== AIM OF THE EXERCISE ==
Repeat everything in the material exactly.

--- START OF RECORDS SUPPLIED ---

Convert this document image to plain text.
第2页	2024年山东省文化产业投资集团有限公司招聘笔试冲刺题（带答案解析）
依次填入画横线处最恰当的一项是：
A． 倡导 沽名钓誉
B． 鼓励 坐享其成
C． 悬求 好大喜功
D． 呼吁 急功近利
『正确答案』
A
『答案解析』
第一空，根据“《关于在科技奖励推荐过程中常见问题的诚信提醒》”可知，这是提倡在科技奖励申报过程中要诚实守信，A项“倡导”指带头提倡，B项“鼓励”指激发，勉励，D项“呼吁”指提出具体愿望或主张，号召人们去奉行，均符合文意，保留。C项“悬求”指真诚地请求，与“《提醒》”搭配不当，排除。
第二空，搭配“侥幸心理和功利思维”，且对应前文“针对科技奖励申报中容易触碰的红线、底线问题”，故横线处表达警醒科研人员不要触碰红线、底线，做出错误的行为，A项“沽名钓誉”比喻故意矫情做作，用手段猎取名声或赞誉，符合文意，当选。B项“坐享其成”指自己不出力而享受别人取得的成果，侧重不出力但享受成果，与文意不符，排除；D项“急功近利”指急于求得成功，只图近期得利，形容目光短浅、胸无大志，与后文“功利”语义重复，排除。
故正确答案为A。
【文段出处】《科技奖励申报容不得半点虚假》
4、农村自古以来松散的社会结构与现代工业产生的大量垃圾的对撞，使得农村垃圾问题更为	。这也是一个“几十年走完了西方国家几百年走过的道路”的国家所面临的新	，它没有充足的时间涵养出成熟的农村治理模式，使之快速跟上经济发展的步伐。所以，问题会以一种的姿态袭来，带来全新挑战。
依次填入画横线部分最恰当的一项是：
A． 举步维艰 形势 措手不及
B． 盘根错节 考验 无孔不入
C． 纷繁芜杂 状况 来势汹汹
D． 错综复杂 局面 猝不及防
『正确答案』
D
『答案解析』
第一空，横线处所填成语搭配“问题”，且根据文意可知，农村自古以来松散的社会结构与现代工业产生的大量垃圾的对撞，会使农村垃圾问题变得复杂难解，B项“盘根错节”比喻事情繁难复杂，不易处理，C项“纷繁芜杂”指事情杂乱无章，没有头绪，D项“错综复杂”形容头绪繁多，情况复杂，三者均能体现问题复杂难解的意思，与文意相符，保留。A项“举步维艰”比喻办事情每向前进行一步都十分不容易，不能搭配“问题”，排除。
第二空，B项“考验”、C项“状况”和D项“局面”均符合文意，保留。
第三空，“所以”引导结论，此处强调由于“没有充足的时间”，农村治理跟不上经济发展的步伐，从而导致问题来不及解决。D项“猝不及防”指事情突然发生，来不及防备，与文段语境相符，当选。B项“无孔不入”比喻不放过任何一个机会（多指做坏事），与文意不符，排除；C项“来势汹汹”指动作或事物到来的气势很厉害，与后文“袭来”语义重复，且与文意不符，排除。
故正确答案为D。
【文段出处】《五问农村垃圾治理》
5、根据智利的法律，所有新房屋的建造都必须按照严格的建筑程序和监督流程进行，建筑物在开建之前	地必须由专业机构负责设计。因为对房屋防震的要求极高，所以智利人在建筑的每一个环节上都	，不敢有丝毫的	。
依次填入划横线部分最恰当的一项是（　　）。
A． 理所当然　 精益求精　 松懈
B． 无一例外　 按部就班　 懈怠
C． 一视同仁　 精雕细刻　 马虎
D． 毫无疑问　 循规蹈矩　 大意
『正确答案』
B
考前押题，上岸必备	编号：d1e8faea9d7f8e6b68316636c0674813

--- END OF RECORDS SUPPLIED ---

== THE REPLY ==
Convert this document image to plain text.
第2页	2024年山东省文化产业投资集团有限公司招聘笔试冲刺题（带答案解析）
依次填入画横线处最恰当的一项是：
A． 倡导 沽名钓誉
B． 鼓励 坐享其成
C． 悬求 好大喜功
D． 呼吁 急功近利
『正确答案』
A
『答案解析』
第一空，根据“《关于在科技奖励推荐过程中常见问题的诚信提醒》”可知，这是提倡在科技奖励申报过程中要诚实守信，A项“倡导”指带头提倡，B项“鼓励”指激发，勉励，D项“呼吁”指提出具体愿望或主张，号召人们去奉行，均符合文意，保留。C项“悬求”指真诚地请求，与“《提醒》”搭配不当，排除。
第二空，搭配“侥幸心理和功利思维”，且对应前文“针对科技奖励申报中容易触碰的红线、底线问题”，故横线处表达警醒科研人员不要触碰红线、底线，做出错误的行为，A项“沽名钓誉”比喻故意矫情做作，用手段猎取名声或赞誉，符合文意，当选。B项“坐享其成”指自己不出力而享受别人取得的成果，侧重不出力但享受成果，与文意不符，排除；D项“急功近利”指急于求得成功，只图近期得利，形容目光短浅、胸无大志，与后文“功利”语义重复，排除。
故正确答案为A。
【文段出处】《科技奖励申报容不得半点虚假》
4、农村自古以来松散的社会结构与现代工业产生的大量垃圾的对撞，使得农村垃圾问题更为	。这也是一个“几十年走完了西方国家几百年走过的道路”的国家所面临的新	，它没有充足的时间涵养出成熟的农村治理模式，使之快速跟上经济发展的步伐。所以，问题会以一种的姿态袭来，带来全新挑战。
依次填入画横线部分最恰当的一项是：
A． 举步维艰 形势 措手不及
B． 盘根错节 考验 无孔不入
C． 纷繁芜杂 状况 来势汹汹
D． 错综复杂 局面 猝不及防
『正确答案』
D
『答案解析』
第一空，横线处所填成语搭配“问题”，且根据文意可知，农村自古以来松散的社会结构与现代工业产生的大量垃圾的对撞，会使农村垃圾问题变得复杂难解，B项“盘根错节”比喻事情繁难复杂，不易处理，C项“纷繁芜杂”指事情杂乱无章，没有头绪，D项“错综复杂”形容头绪繁多，情况复杂，三者均能体现问题复杂难解的意思，与文意相符，保留。A项“举步维艰”比喻办事情每向前进行一步都十分不容易，不能搭配“问题”，排除。
第二空，B项“考验”、C项“状况”和D项“局面”均符合文意，保留。
第三空，“所以”引导结论，此处强调由于“没有充足的时间”，农村治理跟不上经济发展的步伐，从而导致问题来不及解决。D项“猝不及防”指事情突然发生，来不及防备，与文段语境相符，当选。B项“无孔不入”比喻不放过任何一个机会（多指做坏事），与文意不符，排除；C项“来势汹汹”指动作或事物到来的气势很厉害，与后文“袭来”语义重复，且与文意不符，排除。
故正确答案为D。
【文段出处】《五问农村垃圾治理》
5、根据智利的法律，所有新房屋的建造都必须按照严格的建筑程序和监督流程进行，建筑物在开建之前	地必须由专业机构负责设计。因为对房屋防震的要求极高，所以智利人在建筑的每一个环节上都	，不敢有丝毫的	。
依次填入划横线部分最恰当的一项是（　　）。
A． 理所当然　 精益求精　 松懈
B． 无一例外　 按部就班　 懈怠
C． 一视同仁　 精雕细刻　 马虎
D． 毫无疑问　 循规蹈矩　 大意
『正确答案』
B
考前押题，上岸必备	编号：d1e8faea9d7f8e6b68316636c0674813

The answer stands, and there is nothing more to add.